## BEGIN Extracted records

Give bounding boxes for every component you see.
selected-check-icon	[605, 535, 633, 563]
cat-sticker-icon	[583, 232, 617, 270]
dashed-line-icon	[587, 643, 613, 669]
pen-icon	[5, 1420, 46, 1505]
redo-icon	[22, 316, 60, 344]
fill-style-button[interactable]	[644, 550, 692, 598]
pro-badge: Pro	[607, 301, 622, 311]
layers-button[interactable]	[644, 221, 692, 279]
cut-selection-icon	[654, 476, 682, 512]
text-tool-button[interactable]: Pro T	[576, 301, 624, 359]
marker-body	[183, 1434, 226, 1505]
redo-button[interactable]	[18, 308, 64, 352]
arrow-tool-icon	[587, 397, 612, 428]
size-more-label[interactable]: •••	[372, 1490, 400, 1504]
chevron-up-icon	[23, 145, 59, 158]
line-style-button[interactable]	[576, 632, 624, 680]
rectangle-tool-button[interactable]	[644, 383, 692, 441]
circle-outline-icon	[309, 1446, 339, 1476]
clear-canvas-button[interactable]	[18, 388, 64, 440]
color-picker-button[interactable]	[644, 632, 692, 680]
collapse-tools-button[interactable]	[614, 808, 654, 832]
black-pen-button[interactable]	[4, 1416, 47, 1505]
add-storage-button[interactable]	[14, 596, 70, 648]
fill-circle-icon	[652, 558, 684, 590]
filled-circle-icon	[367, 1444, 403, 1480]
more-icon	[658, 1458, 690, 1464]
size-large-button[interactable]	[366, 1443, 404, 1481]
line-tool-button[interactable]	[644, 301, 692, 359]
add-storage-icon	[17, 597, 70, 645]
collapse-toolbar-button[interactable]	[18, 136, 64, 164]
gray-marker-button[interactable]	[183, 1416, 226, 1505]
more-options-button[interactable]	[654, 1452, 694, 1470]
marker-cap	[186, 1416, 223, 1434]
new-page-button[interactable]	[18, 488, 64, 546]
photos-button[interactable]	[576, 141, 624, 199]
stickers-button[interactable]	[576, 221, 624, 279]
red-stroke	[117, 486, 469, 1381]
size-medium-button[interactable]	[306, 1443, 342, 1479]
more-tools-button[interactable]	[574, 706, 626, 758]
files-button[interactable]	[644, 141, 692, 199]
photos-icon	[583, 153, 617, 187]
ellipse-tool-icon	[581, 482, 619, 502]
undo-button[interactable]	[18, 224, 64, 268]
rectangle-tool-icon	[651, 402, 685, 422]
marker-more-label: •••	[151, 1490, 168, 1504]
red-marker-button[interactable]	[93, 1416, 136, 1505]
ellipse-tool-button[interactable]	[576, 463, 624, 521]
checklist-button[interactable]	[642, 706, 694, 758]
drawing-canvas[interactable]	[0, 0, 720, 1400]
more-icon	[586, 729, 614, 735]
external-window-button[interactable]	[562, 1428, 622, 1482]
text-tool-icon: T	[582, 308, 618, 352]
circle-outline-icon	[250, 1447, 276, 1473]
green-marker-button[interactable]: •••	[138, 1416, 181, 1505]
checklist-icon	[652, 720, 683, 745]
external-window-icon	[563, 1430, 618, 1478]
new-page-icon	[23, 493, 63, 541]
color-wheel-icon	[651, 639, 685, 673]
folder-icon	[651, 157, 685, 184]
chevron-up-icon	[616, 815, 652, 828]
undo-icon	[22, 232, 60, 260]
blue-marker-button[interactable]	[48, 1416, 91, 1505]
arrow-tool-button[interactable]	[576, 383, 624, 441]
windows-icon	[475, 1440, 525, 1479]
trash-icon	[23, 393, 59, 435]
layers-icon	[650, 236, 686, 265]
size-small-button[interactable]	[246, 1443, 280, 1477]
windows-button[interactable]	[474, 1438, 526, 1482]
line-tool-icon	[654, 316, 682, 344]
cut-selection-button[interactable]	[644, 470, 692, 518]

## END Extracted records
## BEGIN Extracted records

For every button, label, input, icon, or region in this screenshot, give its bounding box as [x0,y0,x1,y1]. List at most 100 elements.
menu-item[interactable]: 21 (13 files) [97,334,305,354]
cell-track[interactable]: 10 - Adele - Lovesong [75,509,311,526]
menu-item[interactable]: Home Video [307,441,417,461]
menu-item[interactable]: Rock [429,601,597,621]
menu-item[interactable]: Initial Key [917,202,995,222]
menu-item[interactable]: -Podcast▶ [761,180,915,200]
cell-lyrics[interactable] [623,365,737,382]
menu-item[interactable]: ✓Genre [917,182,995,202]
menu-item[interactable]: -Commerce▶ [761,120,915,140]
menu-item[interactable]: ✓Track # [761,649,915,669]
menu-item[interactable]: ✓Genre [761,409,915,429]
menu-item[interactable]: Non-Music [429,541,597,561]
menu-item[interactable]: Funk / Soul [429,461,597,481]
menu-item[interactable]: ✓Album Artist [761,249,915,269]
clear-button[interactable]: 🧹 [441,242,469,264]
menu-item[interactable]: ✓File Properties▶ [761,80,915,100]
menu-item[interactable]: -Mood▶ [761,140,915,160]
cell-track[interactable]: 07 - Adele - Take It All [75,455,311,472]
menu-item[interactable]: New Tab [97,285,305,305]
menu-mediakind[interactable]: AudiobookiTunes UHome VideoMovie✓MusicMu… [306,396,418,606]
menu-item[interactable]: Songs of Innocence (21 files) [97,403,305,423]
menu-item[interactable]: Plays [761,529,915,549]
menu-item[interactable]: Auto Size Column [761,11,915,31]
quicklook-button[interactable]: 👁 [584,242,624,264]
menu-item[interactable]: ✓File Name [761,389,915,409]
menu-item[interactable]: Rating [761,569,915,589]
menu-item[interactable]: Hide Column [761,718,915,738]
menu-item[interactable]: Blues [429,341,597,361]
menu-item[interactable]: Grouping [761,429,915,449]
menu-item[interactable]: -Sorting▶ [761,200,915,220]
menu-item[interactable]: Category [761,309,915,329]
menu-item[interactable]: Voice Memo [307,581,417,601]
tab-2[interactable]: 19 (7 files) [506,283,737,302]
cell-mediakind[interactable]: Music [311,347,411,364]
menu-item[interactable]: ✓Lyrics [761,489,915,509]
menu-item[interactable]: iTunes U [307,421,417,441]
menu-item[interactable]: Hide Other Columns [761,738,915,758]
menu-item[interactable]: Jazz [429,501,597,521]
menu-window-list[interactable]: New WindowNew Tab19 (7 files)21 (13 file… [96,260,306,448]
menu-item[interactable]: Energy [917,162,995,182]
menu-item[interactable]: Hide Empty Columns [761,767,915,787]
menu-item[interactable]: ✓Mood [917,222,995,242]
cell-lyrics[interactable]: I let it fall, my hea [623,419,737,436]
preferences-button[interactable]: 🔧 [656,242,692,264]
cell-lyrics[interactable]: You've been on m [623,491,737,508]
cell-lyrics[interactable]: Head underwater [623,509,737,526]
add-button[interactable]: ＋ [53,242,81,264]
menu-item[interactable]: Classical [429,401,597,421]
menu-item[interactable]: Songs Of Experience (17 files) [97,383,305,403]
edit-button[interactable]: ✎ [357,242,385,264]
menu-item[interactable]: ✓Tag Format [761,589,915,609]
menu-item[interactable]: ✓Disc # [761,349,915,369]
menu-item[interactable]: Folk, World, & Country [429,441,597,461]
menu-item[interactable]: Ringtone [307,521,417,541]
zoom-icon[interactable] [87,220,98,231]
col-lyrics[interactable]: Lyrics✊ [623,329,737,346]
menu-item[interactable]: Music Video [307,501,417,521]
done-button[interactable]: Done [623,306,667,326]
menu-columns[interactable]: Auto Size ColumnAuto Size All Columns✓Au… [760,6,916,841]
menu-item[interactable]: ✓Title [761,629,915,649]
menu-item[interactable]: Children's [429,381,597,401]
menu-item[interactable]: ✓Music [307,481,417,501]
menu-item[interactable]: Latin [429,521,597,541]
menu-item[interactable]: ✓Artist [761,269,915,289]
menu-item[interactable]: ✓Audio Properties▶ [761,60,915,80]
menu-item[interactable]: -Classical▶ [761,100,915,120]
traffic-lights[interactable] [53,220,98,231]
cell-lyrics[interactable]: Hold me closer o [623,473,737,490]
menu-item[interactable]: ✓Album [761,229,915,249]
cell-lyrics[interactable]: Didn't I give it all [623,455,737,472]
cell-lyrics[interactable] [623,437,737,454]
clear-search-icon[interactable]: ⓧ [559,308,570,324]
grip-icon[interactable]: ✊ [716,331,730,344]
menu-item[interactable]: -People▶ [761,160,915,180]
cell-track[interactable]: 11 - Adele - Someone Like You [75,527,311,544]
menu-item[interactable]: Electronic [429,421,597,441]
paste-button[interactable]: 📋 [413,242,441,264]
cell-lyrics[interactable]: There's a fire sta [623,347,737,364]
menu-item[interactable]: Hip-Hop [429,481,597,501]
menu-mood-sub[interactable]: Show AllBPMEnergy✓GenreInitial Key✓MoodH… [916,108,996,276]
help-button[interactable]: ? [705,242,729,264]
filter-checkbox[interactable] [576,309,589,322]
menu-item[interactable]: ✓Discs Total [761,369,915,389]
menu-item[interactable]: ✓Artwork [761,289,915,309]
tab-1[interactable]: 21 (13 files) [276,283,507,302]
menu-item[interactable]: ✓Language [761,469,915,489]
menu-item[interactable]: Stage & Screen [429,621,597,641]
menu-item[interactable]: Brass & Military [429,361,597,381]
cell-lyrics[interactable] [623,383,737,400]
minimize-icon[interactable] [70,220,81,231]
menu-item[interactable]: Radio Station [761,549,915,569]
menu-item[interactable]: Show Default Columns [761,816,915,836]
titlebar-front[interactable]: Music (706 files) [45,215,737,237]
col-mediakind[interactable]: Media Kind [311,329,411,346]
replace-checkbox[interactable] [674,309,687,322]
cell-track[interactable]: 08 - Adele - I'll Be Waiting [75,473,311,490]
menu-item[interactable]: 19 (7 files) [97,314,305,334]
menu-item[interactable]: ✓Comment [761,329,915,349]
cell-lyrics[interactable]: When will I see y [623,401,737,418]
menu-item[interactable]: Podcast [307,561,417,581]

## END Extracted records
## BEGIN Extracted records

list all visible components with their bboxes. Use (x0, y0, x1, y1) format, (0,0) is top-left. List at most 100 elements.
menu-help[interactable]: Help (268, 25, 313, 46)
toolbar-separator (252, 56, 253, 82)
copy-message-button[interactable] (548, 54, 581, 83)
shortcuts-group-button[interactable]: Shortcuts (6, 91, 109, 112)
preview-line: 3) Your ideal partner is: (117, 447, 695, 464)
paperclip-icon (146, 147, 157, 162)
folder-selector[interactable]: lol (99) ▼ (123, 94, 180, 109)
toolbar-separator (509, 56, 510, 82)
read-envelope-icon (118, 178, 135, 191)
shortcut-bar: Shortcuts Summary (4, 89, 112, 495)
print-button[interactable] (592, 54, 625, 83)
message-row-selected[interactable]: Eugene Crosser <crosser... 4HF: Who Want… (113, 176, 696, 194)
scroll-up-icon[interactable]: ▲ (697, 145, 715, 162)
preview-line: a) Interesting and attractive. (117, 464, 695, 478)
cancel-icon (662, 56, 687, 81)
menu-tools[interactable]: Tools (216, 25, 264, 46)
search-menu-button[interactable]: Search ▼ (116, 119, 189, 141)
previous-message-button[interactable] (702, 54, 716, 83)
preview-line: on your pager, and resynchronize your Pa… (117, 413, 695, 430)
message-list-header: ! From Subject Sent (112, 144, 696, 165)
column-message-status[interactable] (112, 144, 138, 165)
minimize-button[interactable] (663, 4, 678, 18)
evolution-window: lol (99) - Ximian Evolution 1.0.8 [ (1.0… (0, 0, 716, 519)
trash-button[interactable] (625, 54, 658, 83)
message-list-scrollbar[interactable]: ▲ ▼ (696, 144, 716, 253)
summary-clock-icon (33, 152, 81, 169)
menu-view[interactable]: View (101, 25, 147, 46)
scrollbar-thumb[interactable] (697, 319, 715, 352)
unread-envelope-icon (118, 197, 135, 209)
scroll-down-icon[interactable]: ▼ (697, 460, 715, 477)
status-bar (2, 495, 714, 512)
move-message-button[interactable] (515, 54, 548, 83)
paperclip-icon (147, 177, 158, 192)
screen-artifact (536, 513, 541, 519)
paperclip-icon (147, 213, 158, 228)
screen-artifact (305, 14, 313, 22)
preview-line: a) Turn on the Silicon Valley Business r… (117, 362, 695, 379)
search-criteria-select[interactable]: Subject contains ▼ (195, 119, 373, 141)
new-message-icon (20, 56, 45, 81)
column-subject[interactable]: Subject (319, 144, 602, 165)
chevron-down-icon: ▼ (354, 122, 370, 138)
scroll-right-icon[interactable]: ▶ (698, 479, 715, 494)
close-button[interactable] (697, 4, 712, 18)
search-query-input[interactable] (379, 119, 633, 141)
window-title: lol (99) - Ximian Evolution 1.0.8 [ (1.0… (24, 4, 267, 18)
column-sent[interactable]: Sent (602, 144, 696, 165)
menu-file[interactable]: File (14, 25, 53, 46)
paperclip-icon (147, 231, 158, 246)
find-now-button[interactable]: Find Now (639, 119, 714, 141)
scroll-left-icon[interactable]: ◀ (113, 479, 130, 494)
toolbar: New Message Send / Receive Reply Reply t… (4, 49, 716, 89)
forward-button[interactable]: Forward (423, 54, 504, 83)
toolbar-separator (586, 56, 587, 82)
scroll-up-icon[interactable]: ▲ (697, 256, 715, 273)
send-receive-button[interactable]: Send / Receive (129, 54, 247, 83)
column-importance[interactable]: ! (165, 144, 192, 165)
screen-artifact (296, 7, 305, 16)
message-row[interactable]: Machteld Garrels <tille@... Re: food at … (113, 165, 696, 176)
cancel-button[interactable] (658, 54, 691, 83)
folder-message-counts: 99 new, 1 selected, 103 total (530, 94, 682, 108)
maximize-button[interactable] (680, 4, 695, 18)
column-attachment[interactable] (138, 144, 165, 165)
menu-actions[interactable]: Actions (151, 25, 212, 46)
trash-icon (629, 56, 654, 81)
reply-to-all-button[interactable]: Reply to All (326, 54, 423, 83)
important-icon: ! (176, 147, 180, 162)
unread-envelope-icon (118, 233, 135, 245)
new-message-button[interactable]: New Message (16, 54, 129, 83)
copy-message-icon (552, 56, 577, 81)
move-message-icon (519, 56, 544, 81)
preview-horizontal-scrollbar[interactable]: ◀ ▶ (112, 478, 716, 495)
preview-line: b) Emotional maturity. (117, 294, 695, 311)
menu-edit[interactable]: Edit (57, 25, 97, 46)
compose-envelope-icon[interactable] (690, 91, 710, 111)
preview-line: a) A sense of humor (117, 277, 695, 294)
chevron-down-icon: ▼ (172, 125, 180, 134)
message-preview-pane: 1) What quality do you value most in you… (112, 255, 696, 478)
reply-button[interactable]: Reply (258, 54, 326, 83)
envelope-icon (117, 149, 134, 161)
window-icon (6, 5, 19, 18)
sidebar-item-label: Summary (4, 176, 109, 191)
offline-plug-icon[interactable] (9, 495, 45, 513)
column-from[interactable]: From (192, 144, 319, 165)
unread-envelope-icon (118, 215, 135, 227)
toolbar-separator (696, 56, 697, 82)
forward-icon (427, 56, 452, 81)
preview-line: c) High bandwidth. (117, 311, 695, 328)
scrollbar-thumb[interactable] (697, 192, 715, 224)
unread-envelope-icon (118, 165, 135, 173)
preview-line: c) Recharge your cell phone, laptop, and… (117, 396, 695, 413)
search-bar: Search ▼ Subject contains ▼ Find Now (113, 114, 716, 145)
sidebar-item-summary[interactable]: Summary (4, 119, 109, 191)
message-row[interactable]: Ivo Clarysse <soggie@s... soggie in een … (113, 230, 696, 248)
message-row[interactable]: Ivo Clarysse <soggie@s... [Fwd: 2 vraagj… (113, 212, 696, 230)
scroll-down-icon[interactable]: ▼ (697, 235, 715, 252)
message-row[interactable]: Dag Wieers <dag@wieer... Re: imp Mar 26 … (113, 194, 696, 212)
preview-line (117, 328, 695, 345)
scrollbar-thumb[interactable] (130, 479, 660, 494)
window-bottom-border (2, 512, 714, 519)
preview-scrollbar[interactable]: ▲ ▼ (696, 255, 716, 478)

## END Extracted records

**Written request:** Please copy the lines of the listing starting at the line that contains "Give bounding boxes" and ending at the line that contains "1490, 400, 1504]", keeping both of those lines.

**Output of the exercise:**
Give bounding boxes for every component you see.
selected-check-icon	[605, 535, 633, 563]
cat-sticker-icon	[583, 232, 617, 270]
dashed-line-icon	[587, 643, 613, 669]
pen-icon	[5, 1420, 46, 1505]
redo-icon	[22, 316, 60, 344]
fill-style-button[interactable]	[644, 550, 692, 598]
pro-badge: Pro	[607, 301, 622, 311]
layers-button[interactable]	[644, 221, 692, 279]
cut-selection-icon	[654, 476, 682, 512]
text-tool-button[interactable]: Pro T	[576, 301, 624, 359]
marker-body	[183, 1434, 226, 1505]
redo-button[interactable]	[18, 308, 64, 352]
arrow-tool-icon	[587, 397, 612, 428]
size-more-label[interactable]: •••	[372, 1490, 400, 1504]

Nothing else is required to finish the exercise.